Trascrivi per intero il testo sugli esami ematici per i giovani sportivi, senza cambiare nemmeno una parola o un segno di punteggiatura.

──────── Testo di lettura ────────

La Fondazione Polito si batte da anni affinché tutti i ragazzi che praticano attività sportiva non agonistica svolgano gli esami ematici

Prof. Francesco Fedele: «Vi spiego l’importanza degli esami ematici»

Perché sono importanti gli esami ematici? La Fondazione Fioravante Polito si batte da anni affinché tutti i ragazzi che iniziano a praticare attività sportiva non agonistica (dai 6 anni di età) sostengano gli esami ematici durante le rituali visite mediche. Per comprendere maggiormente l’importanza di tali controlli, in nome di un diritto alla prevenzione che risulti sempre primario per qualsiasi atleta, abbiamo intervistato il Professor Francesco Fedele, Titolare della prima Cattedra di Cardiologia presso l’Università “La Sapienza” di Roma nonché Direttore della prima Scuola di Specializzazione in Cardiologia della stessa Università e Direttore DAI Malattie Cardiovascolari e Respiratorie presso il Policlinico “Umberto I” di Roma. Riportiamo di seguito le sue parole.

──────── Dati elencati ────────

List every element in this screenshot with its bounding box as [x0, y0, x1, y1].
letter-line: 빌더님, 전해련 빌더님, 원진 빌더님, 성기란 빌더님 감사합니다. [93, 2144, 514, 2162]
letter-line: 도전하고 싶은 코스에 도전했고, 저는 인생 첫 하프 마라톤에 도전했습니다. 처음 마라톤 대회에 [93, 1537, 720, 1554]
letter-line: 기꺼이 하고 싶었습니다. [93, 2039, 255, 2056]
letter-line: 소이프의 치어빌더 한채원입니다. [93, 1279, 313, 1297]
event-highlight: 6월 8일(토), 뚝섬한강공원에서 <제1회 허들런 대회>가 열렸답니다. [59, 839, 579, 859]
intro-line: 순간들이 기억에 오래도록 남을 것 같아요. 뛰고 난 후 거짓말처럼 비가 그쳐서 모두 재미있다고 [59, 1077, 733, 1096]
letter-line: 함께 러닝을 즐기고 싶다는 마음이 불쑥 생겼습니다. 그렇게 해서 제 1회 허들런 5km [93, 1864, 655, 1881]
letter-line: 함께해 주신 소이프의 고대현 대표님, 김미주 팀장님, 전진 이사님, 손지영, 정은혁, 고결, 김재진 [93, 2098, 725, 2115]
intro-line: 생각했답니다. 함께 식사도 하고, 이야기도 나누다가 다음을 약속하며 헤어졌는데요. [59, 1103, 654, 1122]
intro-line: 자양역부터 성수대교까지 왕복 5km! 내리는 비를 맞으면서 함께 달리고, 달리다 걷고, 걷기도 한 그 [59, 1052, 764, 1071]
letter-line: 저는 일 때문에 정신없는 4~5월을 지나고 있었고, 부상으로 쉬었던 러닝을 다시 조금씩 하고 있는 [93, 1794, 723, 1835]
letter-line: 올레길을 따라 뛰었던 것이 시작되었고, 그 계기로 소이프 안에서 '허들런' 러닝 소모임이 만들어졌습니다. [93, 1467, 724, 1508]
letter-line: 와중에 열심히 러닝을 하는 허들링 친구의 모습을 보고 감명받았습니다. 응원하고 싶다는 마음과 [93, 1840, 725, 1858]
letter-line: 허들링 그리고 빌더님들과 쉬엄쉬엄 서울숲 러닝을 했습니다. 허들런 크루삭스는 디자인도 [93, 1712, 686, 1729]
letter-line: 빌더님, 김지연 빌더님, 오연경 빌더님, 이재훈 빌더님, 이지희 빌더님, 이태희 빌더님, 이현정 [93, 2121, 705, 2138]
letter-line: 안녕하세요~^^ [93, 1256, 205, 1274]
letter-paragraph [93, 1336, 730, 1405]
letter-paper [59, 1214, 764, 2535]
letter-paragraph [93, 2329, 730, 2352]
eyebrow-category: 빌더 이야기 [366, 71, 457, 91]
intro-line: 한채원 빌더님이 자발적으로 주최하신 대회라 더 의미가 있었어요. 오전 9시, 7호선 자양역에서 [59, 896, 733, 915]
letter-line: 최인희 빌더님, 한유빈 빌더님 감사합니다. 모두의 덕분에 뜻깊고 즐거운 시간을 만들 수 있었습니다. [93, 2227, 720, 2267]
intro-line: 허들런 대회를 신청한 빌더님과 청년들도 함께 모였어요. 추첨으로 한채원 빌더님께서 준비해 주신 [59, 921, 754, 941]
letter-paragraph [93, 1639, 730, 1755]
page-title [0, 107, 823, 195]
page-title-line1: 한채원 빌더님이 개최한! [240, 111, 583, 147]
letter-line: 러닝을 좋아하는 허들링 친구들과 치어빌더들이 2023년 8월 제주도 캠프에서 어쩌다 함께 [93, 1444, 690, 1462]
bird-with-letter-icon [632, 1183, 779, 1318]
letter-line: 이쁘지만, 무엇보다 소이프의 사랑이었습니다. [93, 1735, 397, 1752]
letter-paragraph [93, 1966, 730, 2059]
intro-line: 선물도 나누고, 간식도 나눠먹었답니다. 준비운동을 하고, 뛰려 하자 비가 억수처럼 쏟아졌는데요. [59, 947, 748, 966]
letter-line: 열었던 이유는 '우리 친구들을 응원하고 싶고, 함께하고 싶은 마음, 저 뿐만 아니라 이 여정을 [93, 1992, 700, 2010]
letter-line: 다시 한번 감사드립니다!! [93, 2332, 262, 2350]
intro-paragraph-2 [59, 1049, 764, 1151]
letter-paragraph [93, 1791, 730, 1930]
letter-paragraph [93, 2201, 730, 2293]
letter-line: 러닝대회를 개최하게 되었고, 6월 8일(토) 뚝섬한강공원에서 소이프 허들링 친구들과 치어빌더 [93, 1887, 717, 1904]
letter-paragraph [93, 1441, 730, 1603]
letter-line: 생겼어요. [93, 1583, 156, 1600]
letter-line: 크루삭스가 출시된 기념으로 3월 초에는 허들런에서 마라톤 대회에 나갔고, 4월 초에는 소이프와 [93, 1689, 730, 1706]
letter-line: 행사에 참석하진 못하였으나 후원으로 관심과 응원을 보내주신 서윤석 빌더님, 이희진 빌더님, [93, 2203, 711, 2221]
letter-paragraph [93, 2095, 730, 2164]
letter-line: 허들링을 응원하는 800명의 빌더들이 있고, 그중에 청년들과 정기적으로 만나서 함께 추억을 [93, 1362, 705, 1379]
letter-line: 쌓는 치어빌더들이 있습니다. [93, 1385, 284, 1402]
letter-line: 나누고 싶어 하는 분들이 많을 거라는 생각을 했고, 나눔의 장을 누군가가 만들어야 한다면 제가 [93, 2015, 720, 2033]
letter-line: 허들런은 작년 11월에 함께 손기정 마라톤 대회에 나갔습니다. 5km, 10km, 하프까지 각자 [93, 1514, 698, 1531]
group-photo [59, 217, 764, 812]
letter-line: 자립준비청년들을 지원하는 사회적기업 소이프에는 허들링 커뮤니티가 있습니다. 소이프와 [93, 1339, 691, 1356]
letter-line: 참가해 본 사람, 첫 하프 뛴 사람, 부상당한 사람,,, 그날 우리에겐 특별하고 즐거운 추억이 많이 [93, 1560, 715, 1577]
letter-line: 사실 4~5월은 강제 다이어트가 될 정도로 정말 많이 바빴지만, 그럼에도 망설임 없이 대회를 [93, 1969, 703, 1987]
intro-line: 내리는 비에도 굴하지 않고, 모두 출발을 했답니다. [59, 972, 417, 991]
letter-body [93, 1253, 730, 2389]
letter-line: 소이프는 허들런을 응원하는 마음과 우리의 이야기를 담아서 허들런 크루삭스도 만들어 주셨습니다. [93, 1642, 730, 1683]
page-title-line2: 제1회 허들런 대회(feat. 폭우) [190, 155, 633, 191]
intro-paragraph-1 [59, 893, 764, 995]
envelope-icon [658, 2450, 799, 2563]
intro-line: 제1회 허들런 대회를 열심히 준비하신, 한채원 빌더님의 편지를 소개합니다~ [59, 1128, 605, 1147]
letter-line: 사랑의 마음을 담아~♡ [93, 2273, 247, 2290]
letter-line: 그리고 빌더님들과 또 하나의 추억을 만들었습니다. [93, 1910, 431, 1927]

────────

Soluzione:
La Fondazione Polito si batte da anni affinché tutti i ragazzi che praticano attività sportiva non agonistica svolgano gli esami ematici

Prof. Francesco Fedele: «Vi spiego l’importanza degli esami ematici»

Perché sono importanti gli esami ematici? La Fondazione Fioravante Polito si batte da anni affinché tutti i ragazzi che iniziano a praticare attività sportiva non agonistica (dai 6 anni di età) sostengano gli esami ematici durante le rituali visite mediche. Per comprendere maggiormente l’importanza di tali controlli, in nome di un diritto alla prevenzione che risulti sempre primario per qualsiasi atleta, abbiamo intervistato il Professor Francesco Fedele, Titolare della prima Cattedra di Cardiologia presso l’Università “La Sapienza” di Roma nonché Direttore della prima Scuola di Specializzazione in Cardiologia della stessa Università e Direttore DAI Malattie Cardiovascolari e Respiratorie presso il Policlinico “Umberto I” di Roma. Riportiamo di seguito le sue parole.